Work to complete -> Count the lines below that contain the string "destination". Reply with the number only.

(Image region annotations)
************
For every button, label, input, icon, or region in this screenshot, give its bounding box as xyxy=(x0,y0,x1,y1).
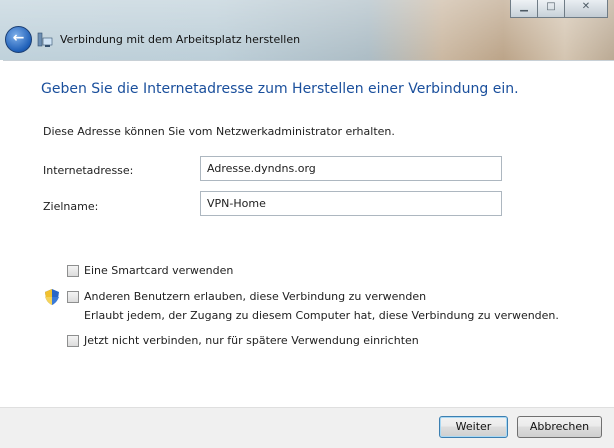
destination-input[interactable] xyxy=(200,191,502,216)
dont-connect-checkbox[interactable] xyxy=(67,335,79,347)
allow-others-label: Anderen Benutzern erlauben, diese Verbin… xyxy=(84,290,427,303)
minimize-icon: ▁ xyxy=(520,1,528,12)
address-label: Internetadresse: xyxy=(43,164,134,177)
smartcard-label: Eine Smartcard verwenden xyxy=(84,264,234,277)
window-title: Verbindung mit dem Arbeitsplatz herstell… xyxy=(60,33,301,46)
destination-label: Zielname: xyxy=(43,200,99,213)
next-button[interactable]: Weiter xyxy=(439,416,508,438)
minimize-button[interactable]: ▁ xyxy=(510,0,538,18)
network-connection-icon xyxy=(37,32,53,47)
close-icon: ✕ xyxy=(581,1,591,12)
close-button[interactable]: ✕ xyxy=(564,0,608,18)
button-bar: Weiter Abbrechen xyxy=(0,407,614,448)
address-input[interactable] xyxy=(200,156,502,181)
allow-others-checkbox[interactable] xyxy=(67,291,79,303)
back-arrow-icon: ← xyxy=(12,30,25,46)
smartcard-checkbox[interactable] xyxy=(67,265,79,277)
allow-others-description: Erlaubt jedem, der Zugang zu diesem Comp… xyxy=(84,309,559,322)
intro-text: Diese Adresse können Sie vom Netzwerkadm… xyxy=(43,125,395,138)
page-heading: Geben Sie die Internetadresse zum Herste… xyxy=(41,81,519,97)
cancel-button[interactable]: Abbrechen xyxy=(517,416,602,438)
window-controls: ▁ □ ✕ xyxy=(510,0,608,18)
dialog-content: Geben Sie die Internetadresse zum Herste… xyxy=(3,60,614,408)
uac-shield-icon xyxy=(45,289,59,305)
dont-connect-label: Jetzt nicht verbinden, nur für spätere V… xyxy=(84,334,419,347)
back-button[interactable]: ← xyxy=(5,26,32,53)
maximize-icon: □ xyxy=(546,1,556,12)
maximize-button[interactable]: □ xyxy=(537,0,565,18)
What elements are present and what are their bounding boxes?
************
The completed task -> 2